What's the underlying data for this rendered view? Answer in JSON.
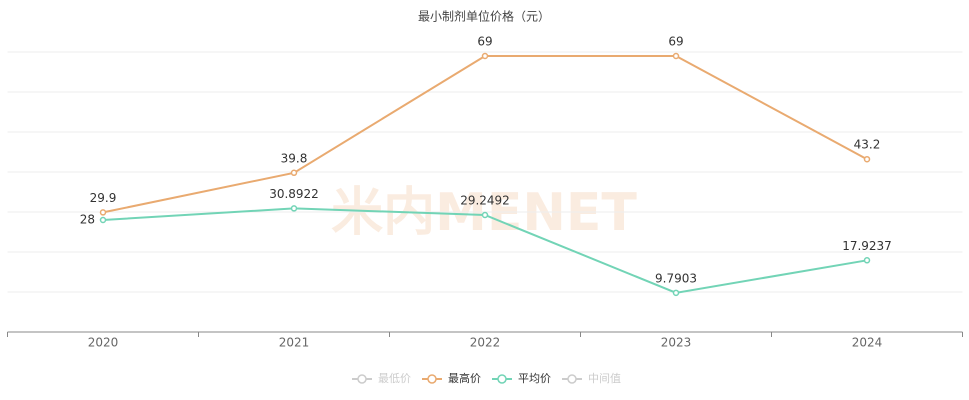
{
  "chart_data": {
    "type": "line",
    "title": "最小制剂单位价格（元）",
    "watermark": "米内MENET",
    "categories": [
      "2020",
      "2021",
      "2022",
      "2023",
      "2024"
    ],
    "series": [
      {
        "name": "最低价",
        "color": "#cccccc",
        "values": [
          null,
          null,
          null,
          null,
          null
        ]
      },
      {
        "name": "最高价",
        "color": "#e9aa70",
        "values": [
          29.9,
          39.8,
          69,
          69,
          43.2
        ]
      },
      {
        "name": "平均价",
        "color": "#72d4b6",
        "values": [
          28,
          30.8922,
          29.2492,
          9.7903,
          17.9237
        ]
      },
      {
        "name": "中间值",
        "color": "#cccccc",
        "values": [
          null,
          null,
          null,
          null,
          null
        ]
      }
    ],
    "ylim": [
      0,
      70
    ],
    "yticks": [
      0,
      10,
      20,
      30,
      40,
      50,
      60,
      70
    ],
    "grid": true,
    "legend": "bottom"
  }
}
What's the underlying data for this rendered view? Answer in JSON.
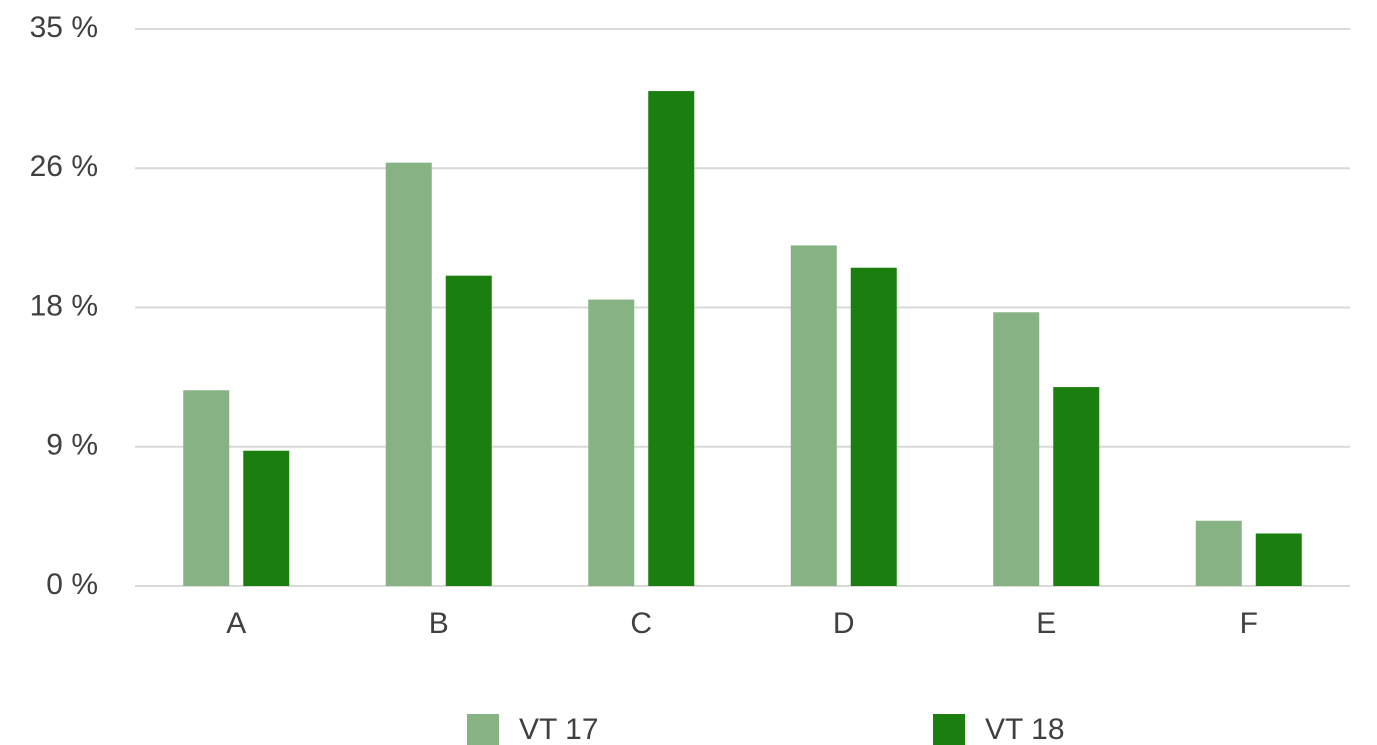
{
  "chart_data": {
    "type": "bar",
    "categories": [
      "A",
      "B",
      "C",
      "D",
      "E",
      "F"
    ],
    "series": [
      {
        "name": "VT 17",
        "color": "#86b284",
        "values": [
          12.3,
          26.6,
          18.0,
          21.4,
          17.2,
          4.1
        ]
      },
      {
        "name": "VT 18",
        "color": "#1a7f0e",
        "values": [
          8.5,
          19.5,
          31.1,
          20.0,
          12.5,
          3.3
        ]
      }
    ],
    "ylim": [
      0,
      35
    ],
    "yticks": [
      {
        "value": 0,
        "label": "0 %"
      },
      {
        "value": 8.75,
        "label": "9 %"
      },
      {
        "value": 17.5,
        "label": "18 %"
      },
      {
        "value": 26.25,
        "label": "26 %"
      },
      {
        "value": 35,
        "label": "35 %"
      }
    ],
    "grid": true,
    "legend": "bottom"
  }
}
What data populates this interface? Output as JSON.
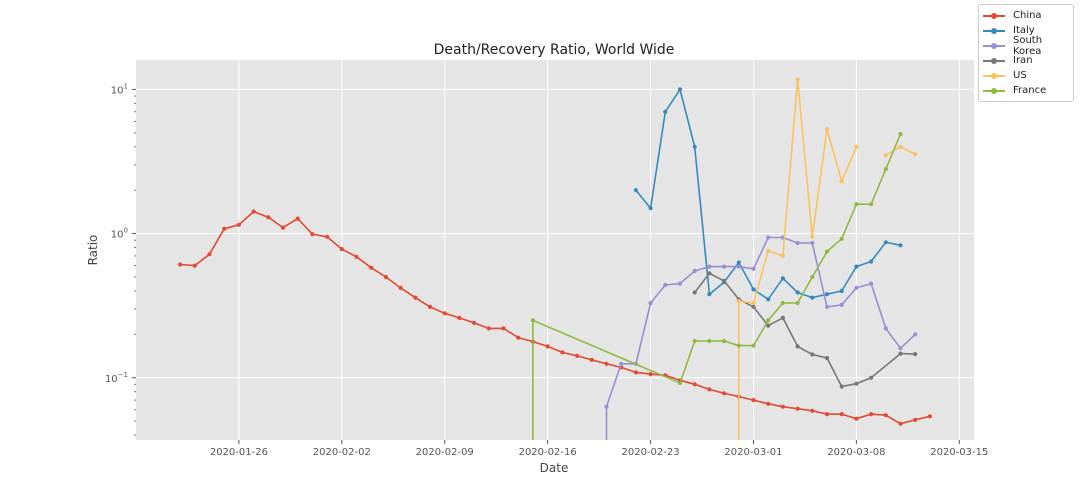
{
  "chart_data": {
    "type": "line",
    "title": "Death/Recovery Ratio, World Wide",
    "xlabel": "Date",
    "ylabel": "Ratio",
    "yscale": "log",
    "ylim": [
      0.037,
      16
    ],
    "xlim": [
      "2020-01-19",
      "2020-03-16"
    ],
    "x_ticks": [
      "2020-01-26",
      "2020-02-02",
      "2020-02-09",
      "2020-02-16",
      "2020-02-23",
      "2020-03-01",
      "2020-03-08",
      "2020-03-15"
    ],
    "y_ticks": [
      {
        "value": 0.1,
        "base": "10",
        "exp": "−1"
      },
      {
        "value": 1,
        "base": "10",
        "exp": "0"
      },
      {
        "value": 10,
        "base": "10",
        "exp": "1"
      }
    ],
    "grid": true,
    "legend": "top-right",
    "background": "#e5e5e5",
    "series": [
      {
        "name": "China",
        "color": "#e24a33",
        "points": [
          [
            "2020-01-22",
            0.61
          ],
          [
            "2020-01-23",
            0.6
          ],
          [
            "2020-01-24",
            0.72
          ],
          [
            "2020-01-25",
            1.08
          ],
          [
            "2020-01-26",
            1.15
          ],
          [
            "2020-01-27",
            1.42
          ],
          [
            "2020-01-28",
            1.3
          ],
          [
            "2020-01-29",
            1.1
          ],
          [
            "2020-01-30",
            1.27
          ],
          [
            "2020-01-31",
            0.99
          ],
          [
            "2020-02-01",
            0.95
          ],
          [
            "2020-02-02",
            0.78
          ],
          [
            "2020-02-03",
            0.69
          ],
          [
            "2020-02-04",
            0.58
          ],
          [
            "2020-02-05",
            0.5
          ],
          [
            "2020-02-06",
            0.42
          ],
          [
            "2020-02-07",
            0.36
          ],
          [
            "2020-02-08",
            0.31
          ],
          [
            "2020-02-09",
            0.28
          ],
          [
            "2020-02-10",
            0.26
          ],
          [
            "2020-02-11",
            0.24
          ],
          [
            "2020-02-12",
            0.22
          ],
          [
            "2020-02-13",
            0.22
          ],
          [
            "2020-02-14",
            0.19
          ],
          [
            "2020-02-15",
            0.178
          ],
          [
            "2020-02-16",
            0.165
          ],
          [
            "2020-02-17",
            0.15
          ],
          [
            "2020-02-18",
            0.142
          ],
          [
            "2020-02-19",
            0.133
          ],
          [
            "2020-02-20",
            0.125
          ],
          [
            "2020-02-21",
            0.118
          ],
          [
            "2020-02-22",
            0.109
          ],
          [
            "2020-02-23",
            0.106
          ],
          [
            "2020-02-24",
            0.104
          ],
          [
            "2020-02-25",
            0.096
          ],
          [
            "2020-02-26",
            0.09
          ],
          [
            "2020-02-27",
            0.083
          ],
          [
            "2020-02-28",
            0.078
          ],
          [
            "2020-02-29",
            0.074
          ],
          [
            "2020-03-01",
            0.07
          ],
          [
            "2020-03-02",
            0.066
          ],
          [
            "2020-03-03",
            0.063
          ],
          [
            "2020-03-04",
            0.061
          ],
          [
            "2020-03-05",
            0.059
          ],
          [
            "2020-03-06",
            0.056
          ],
          [
            "2020-03-07",
            0.056
          ],
          [
            "2020-03-08",
            0.052
          ],
          [
            "2020-03-09",
            0.056
          ],
          [
            "2020-03-10",
            0.055
          ],
          [
            "2020-03-11",
            0.048
          ],
          [
            "2020-03-12",
            0.051
          ],
          [
            "2020-03-13",
            0.054
          ]
        ]
      },
      {
        "name": "Italy",
        "color": "#348abd",
        "points": [
          [
            "2020-02-22",
            2.0
          ],
          [
            "2020-02-23",
            1.5
          ],
          [
            "2020-02-24",
            7.0
          ],
          [
            "2020-02-25",
            10.0
          ],
          [
            "2020-02-26",
            4.0
          ],
          [
            "2020-02-27",
            0.38
          ],
          [
            "2020-02-28",
            0.46
          ],
          [
            "2020-02-29",
            0.63
          ],
          [
            "2020-03-01",
            0.41
          ],
          [
            "2020-03-02",
            0.35
          ],
          [
            "2020-03-03",
            0.49
          ],
          [
            "2020-03-04",
            0.39
          ],
          [
            "2020-03-05",
            0.36
          ],
          [
            "2020-03-06",
            0.38
          ],
          [
            "2020-03-07",
            0.4
          ],
          [
            "2020-03-08",
            0.59
          ],
          [
            "2020-03-09",
            0.64
          ],
          [
            "2020-03-10",
            0.87
          ],
          [
            "2020-03-11",
            0.83
          ]
        ]
      },
      {
        "name": "South Korea",
        "color": "#988ed5",
        "points": [
          [
            "2020-02-20",
            0.0
          ],
          [
            "2020-02-20",
            0.063
          ],
          [
            "2020-02-21",
            0.125
          ],
          [
            "2020-02-22",
            0.125
          ],
          [
            "2020-02-23",
            0.33
          ],
          [
            "2020-02-24",
            0.44
          ],
          [
            "2020-02-25",
            0.45
          ],
          [
            "2020-02-26",
            0.55
          ],
          [
            "2020-02-27",
            0.59
          ],
          [
            "2020-02-28",
            0.59
          ],
          [
            "2020-02-29",
            0.59
          ],
          [
            "2020-03-01",
            0.57
          ],
          [
            "2020-03-02",
            0.94
          ],
          [
            "2020-03-03",
            0.94
          ],
          [
            "2020-03-04",
            0.86
          ],
          [
            "2020-03-05",
            0.86
          ],
          [
            "2020-03-06",
            0.31
          ],
          [
            "2020-03-07",
            0.32
          ],
          [
            "2020-03-08",
            0.42
          ],
          [
            "2020-03-09",
            0.45
          ],
          [
            "2020-03-10",
            0.22
          ],
          [
            "2020-03-11",
            0.16
          ],
          [
            "2020-03-12",
            0.2
          ]
        ]
      },
      {
        "name": "Iran",
        "color": "#777777",
        "points": [
          [
            "2020-02-26",
            0.39
          ],
          [
            "2020-02-27",
            0.53
          ],
          [
            "2020-02-28",
            0.47
          ],
          [
            "2020-02-29",
            0.35
          ],
          [
            "2020-03-01",
            0.31
          ],
          [
            "2020-03-02",
            0.23
          ],
          [
            "2020-03-03",
            0.26
          ],
          [
            "2020-03-04",
            0.165
          ],
          [
            "2020-03-05",
            0.145
          ],
          [
            "2020-03-06",
            0.137
          ],
          [
            "2020-03-07",
            0.087
          ],
          [
            "2020-03-08",
            0.091
          ],
          [
            "2020-03-09",
            0.1
          ],
          [
            "2020-03-11",
            0.147
          ],
          [
            "2020-03-12",
            0.146
          ]
        ]
      },
      {
        "name": "US",
        "color": "#fbc15e",
        "segments": [
          [
            [
              "2020-02-29",
              0.0
            ],
            [
              "2020-02-29",
              0.34
            ],
            [
              "2020-03-01",
              0.33
            ],
            [
              "2020-03-02",
              0.76
            ],
            [
              "2020-03-03",
              0.7
            ],
            [
              "2020-03-04",
              11.7
            ],
            [
              "2020-03-05",
              0.95
            ],
            [
              "2020-03-06",
              5.3
            ],
            [
              "2020-03-07",
              2.3
            ],
            [
              "2020-03-08",
              4.0
            ]
          ],
          [
            [
              "2020-03-10",
              3.5
            ],
            [
              "2020-03-11",
              4.0
            ],
            [
              "2020-03-12",
              3.55
            ]
          ]
        ]
      },
      {
        "name": "France",
        "color": "#8eba42",
        "points": [
          [
            "2020-02-15",
            0.0
          ],
          [
            "2020-02-15",
            0.25
          ],
          [
            "2020-02-25",
            0.092
          ],
          [
            "2020-02-26",
            0.18
          ],
          [
            "2020-02-27",
            0.18
          ],
          [
            "2020-02-28",
            0.18
          ],
          [
            "2020-02-29",
            0.167
          ],
          [
            "2020-03-01",
            0.167
          ],
          [
            "2020-03-02",
            0.25
          ],
          [
            "2020-03-03",
            0.33
          ],
          [
            "2020-03-04",
            0.33
          ],
          [
            "2020-03-05",
            0.5
          ],
          [
            "2020-03-06",
            0.75
          ],
          [
            "2020-03-07",
            0.92
          ],
          [
            "2020-03-08",
            1.6
          ],
          [
            "2020-03-09",
            1.6
          ],
          [
            "2020-03-10",
            2.8
          ],
          [
            "2020-03-11",
            4.9
          ]
        ]
      }
    ]
  }
}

=======

### Aim
In the records above, how many lines include the string "title"? Answer with only the number.

### Response below
2